:: MATERIAL PROVIDED ::

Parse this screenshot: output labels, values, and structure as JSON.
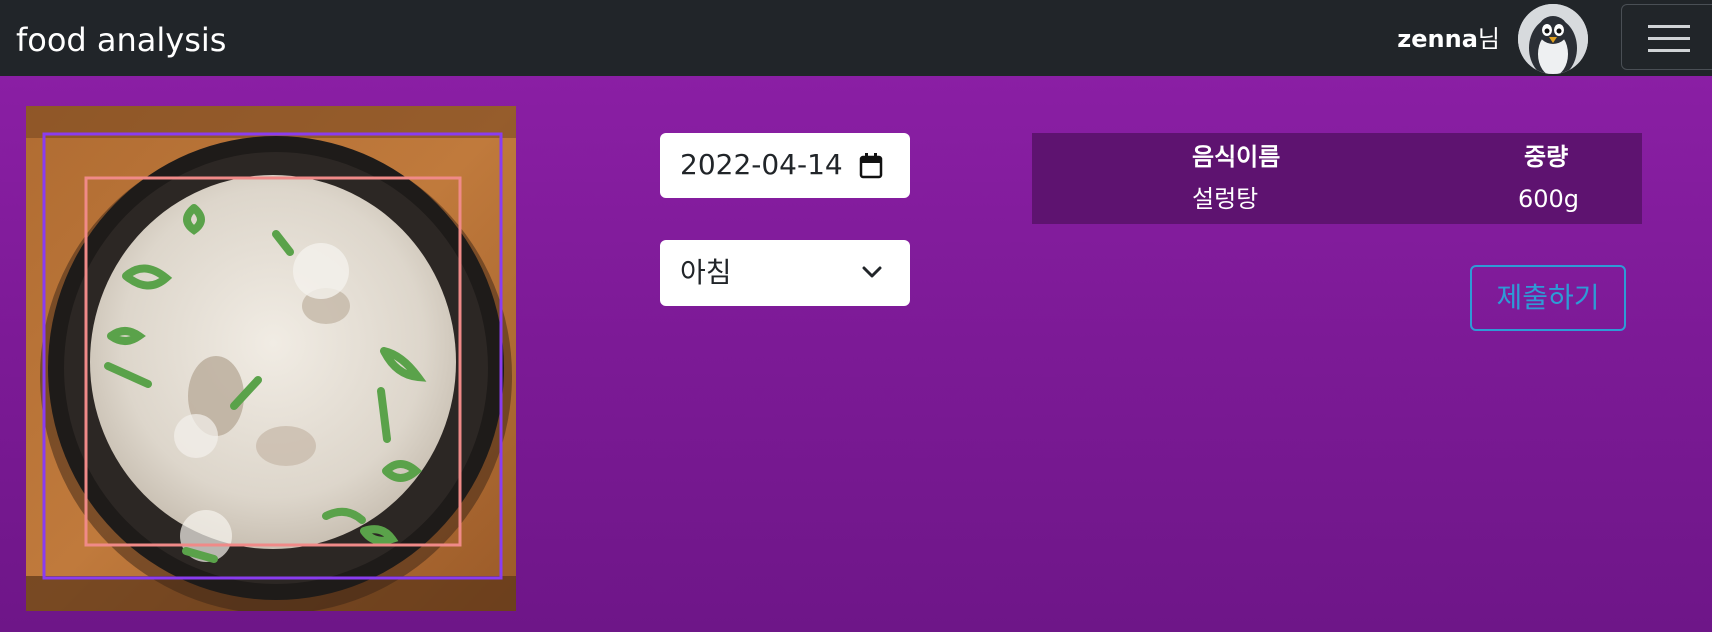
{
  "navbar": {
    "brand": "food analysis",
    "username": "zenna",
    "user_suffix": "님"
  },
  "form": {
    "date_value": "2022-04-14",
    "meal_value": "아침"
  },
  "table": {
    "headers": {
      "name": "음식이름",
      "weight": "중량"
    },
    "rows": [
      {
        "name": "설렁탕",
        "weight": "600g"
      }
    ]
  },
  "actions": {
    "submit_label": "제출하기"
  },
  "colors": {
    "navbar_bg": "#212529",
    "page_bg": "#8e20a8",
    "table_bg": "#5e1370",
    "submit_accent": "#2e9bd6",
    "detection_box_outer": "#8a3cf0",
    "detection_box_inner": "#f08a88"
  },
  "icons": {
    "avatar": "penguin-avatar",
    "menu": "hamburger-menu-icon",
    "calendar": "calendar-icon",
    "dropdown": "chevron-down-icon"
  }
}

:::

*OBJECTIVE:*
Repeat all the data as it stands, dropping any images it holds.

*ANSWER TO THE EXERCISE:*
Parse this screenshot: output labels, values, and structure as JSON.
{
  "navbar": {
    "brand": "food analysis",
    "username": "zenna",
    "user_suffix": "님"
  },
  "form": {
    "date_value": "2022-04-14",
    "meal_value": "아침"
  },
  "table": {
    "headers": {
      "name": "음식이름",
      "weight": "중량"
    },
    "rows": [
      {
        "name": "설렁탕",
        "weight": "600g"
      }
    ]
  },
  "actions": {
    "submit_label": "제출하기"
  },
  "colors": {
    "navbar_bg": "#212529",
    "page_bg": "#8e20a8",
    "table_bg": "#5e1370",
    "submit_accent": "#2e9bd6",
    "detection_box_outer": "#8a3cf0",
    "detection_box_inner": "#f08a88"
  },
  "icons": {
    "avatar": "penguin-avatar",
    "menu": "hamburger-menu-icon",
    "calendar": "calendar-icon",
    "dropdown": "chevron-down-icon"
  }
}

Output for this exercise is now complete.